--- start Working data ---

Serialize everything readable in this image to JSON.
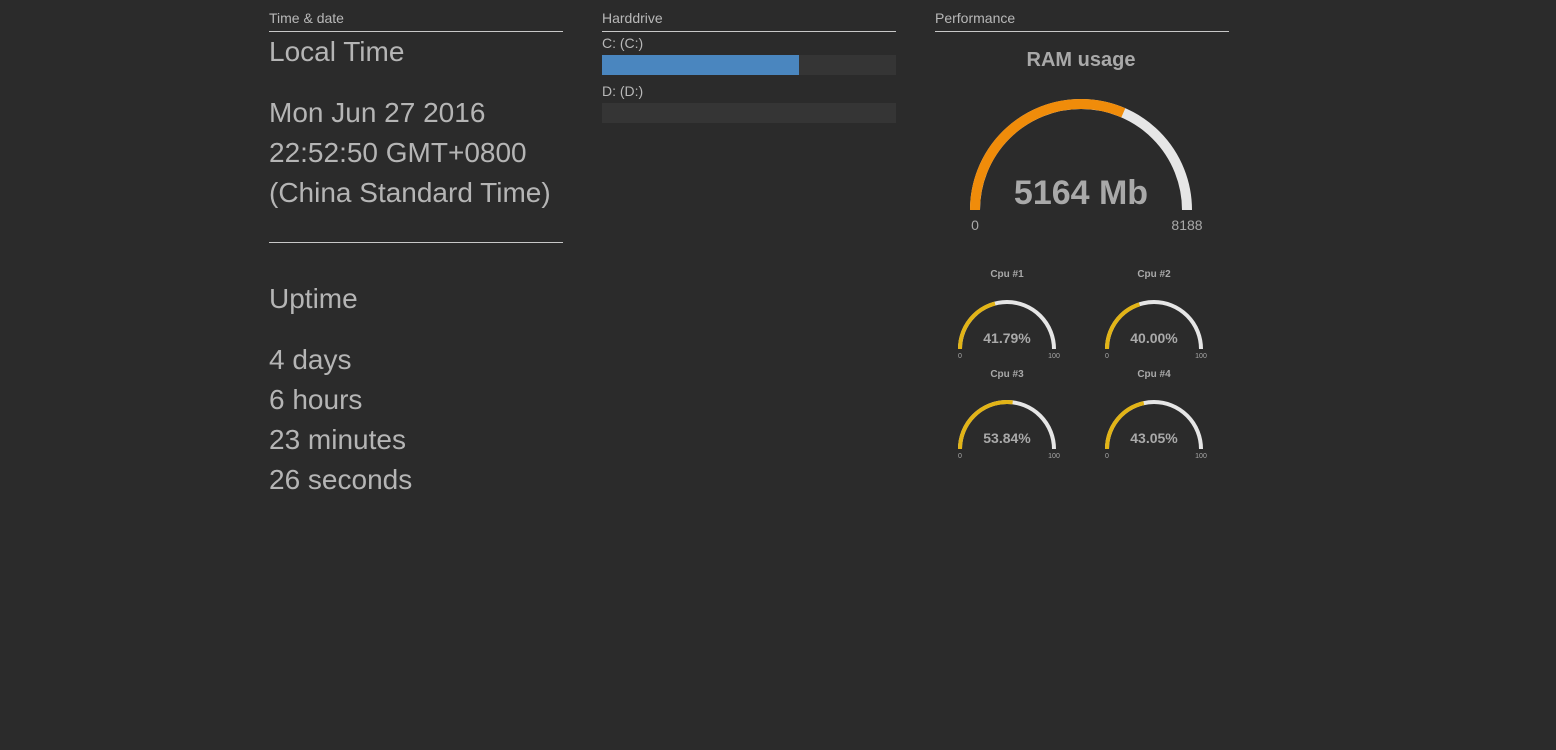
{
  "panels": {
    "time": {
      "header": "Time & date",
      "local_time_heading": "Local Time",
      "datetime_lines": [
        "Mon Jun 27 2016",
        "22:52:50 GMT+0800",
        "(China Standard Time)"
      ],
      "uptime_heading": "Uptime",
      "uptime_lines": [
        "4 days",
        "6 hours",
        "23 minutes",
        "26 seconds"
      ]
    },
    "harddrive": {
      "header": "Harddrive",
      "drives": [
        {
          "label": "C: (C:)",
          "used_fraction": 0.67
        },
        {
          "label": "D: (D:)",
          "used_fraction": 0.0
        }
      ]
    },
    "performance": {
      "header": "Performance",
      "ram": {
        "title": "RAM usage",
        "value_text": "5164 Mb",
        "value": 5164,
        "min": 0,
        "max": 8188,
        "min_label": "0",
        "max_label": "8188"
      },
      "cpus": [
        {
          "title": "Cpu #1",
          "value": 41.79,
          "value_text": "41.79%",
          "min_label": "0",
          "max_label": "100"
        },
        {
          "title": "Cpu #2",
          "value": 40.0,
          "value_text": "40.00%",
          "min_label": "0",
          "max_label": "100"
        },
        {
          "title": "Cpu #3",
          "value": 53.84,
          "value_text": "53.84%",
          "min_label": "0",
          "max_label": "100"
        },
        {
          "title": "Cpu #4",
          "value": 43.05,
          "value_text": "43.05%",
          "min_label": "0",
          "max_label": "100"
        }
      ]
    }
  },
  "colors": {
    "background": "#2b2b2b",
    "ram_fill": "#f08c0a",
    "cpu_fill": "#e2b416",
    "gauge_track": "#e6e6e6",
    "drive_fill": "#4a86bf",
    "drive_track": "#353535"
  }
}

--- end Working data ---

*What to work on*: Extract each line from the entries above that contains the string "title".

*The completed task*:
        "title": "RAM usage",
          "title": "Cpu #1",
          "title": "Cpu #2",
          "title": "Cpu #3",
          "title": "Cpu #4",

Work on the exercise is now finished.